_What the task requires_. Print all the data, keeping every line exactly as it is.
─── Recorded information ───
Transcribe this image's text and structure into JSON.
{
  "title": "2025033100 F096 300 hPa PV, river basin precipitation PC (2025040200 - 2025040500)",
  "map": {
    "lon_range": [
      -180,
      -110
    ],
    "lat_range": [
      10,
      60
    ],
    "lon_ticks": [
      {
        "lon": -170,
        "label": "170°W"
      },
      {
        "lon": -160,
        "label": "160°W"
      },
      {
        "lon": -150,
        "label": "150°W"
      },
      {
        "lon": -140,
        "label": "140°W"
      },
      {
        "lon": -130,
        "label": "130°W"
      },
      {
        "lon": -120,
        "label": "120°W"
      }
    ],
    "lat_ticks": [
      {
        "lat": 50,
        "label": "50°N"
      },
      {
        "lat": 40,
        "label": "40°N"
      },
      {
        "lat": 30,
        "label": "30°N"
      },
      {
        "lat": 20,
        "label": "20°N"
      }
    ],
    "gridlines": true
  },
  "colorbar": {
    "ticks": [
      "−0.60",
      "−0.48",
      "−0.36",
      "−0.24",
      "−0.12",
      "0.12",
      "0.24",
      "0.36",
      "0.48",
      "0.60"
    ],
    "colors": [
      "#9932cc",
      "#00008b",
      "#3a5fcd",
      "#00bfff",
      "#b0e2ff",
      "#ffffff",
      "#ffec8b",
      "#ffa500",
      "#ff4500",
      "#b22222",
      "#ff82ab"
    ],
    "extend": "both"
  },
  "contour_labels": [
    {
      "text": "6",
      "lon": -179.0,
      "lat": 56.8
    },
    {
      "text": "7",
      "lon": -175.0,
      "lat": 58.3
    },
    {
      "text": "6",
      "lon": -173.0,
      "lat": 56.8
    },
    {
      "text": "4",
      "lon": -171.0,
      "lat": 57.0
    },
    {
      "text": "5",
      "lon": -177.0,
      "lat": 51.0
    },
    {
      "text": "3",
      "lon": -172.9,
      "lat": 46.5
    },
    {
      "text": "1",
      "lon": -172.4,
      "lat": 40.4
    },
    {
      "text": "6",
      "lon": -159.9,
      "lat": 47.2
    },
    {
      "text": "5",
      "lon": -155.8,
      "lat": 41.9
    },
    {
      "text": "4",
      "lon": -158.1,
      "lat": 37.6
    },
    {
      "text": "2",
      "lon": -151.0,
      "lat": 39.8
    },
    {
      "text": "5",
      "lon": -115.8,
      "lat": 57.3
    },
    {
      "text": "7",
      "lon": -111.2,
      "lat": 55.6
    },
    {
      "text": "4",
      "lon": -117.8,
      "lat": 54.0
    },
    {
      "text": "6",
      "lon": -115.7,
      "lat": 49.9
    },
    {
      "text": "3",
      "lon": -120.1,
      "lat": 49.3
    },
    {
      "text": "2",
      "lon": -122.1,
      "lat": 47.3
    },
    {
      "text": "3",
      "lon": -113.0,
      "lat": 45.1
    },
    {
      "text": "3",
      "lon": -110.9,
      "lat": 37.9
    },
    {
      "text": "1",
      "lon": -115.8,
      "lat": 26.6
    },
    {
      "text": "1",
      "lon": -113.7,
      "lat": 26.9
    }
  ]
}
───
_Result of this task_.
Transcribe this image's text and structure into JSON.
{
  "title": "2025033100 F096 300 hPa PV, river basin precipitation PC (2025040200 - 2025040500)",
  "map": {
    "lon_range": [
      -180,
      -110
    ],
    "lat_range": [
      10,
      60
    ],
    "lon_ticks": [
      {
        "lon": -170,
        "label": "170°W"
      },
      {
        "lon": -160,
        "label": "160°W"
      },
      {
        "lon": -150,
        "label": "150°W"
      },
      {
        "lon": -140,
        "label": "140°W"
      },
      {
        "lon": -130,
        "label": "130°W"
      },
      {
        "lon": -120,
        "label": "120°W"
      }
    ],
    "lat_ticks": [
      {
        "lat": 50,
        "label": "50°N"
      },
      {
        "lat": 40,
        "label": "40°N"
      },
      {
        "lat": 30,
        "label": "30°N"
      },
      {
        "lat": 20,
        "label": "20°N"
      }
    ],
    "gridlines": true
  },
  "colorbar": {
    "ticks": [
      "−0.60",
      "−0.48",
      "−0.36",
      "−0.24",
      "−0.12",
      "0.12",
      "0.24",
      "0.36",
      "0.48",
      "0.60"
    ],
    "colors": [
      "#9932cc",
      "#00008b",
      "#3a5fcd",
      "#00bfff",
      "#b0e2ff",
      "#ffffff",
      "#ffec8b",
      "#ffa500",
      "#ff4500",
      "#b22222",
      "#ff82ab"
    ],
    "extend": "both"
  },
  "contour_labels": [
    {
      "text": "6",
      "lon": -179.0,
      "lat": 56.8
    },
    {
      "text": "7",
      "lon": -175.0,
      "lat": 58.3
    },
    {
      "text": "6",
      "lon": -173.0,
      "lat": 56.8
    },
    {
      "text": "4",
      "lon": -171.0,
      "lat": 57.0
    },
    {
      "text": "5",
      "lon": -177.0,
      "lat": 51.0
    },
    {
      "text": "3",
      "lon": -172.9,
      "lat": 46.5
    },
    {
      "text": "1",
      "lon": -172.4,
      "lat": 40.4
    },
    {
      "text": "6",
      "lon": -159.9,
      "lat": 47.2
    },
    {
      "text": "5",
      "lon": -155.8,
      "lat": 41.9
    },
    {
      "text": "4",
      "lon": -158.1,
      "lat": 37.6
    },
    {
      "text": "2",
      "lon": -151.0,
      "lat": 39.8
    },
    {
      "text": "5",
      "lon": -115.8,
      "lat": 57.3
    },
    {
      "text": "7",
      "lon": -111.2,
      "lat": 55.6
    },
    {
      "text": "4",
      "lon": -117.8,
      "lat": 54.0
    },
    {
      "text": "6",
      "lon": -115.7,
      "lat": 49.9
    },
    {
      "text": "3",
      "lon": -120.1,
      "lat": 49.3
    },
    {
      "text": "2",
      "lon": -122.1,
      "lat": 47.3
    },
    {
      "text": "3",
      "lon": -113.0,
      "lat": 45.1
    },
    {
      "text": "3",
      "lon": -110.9,
      "lat": 37.9
    },
    {
      "text": "1",
      "lon": -115.8,
      "lat": 26.6
    },
    {
      "text": "1",
      "lon": -113.7,
      "lat": 26.9
    }
  ]
}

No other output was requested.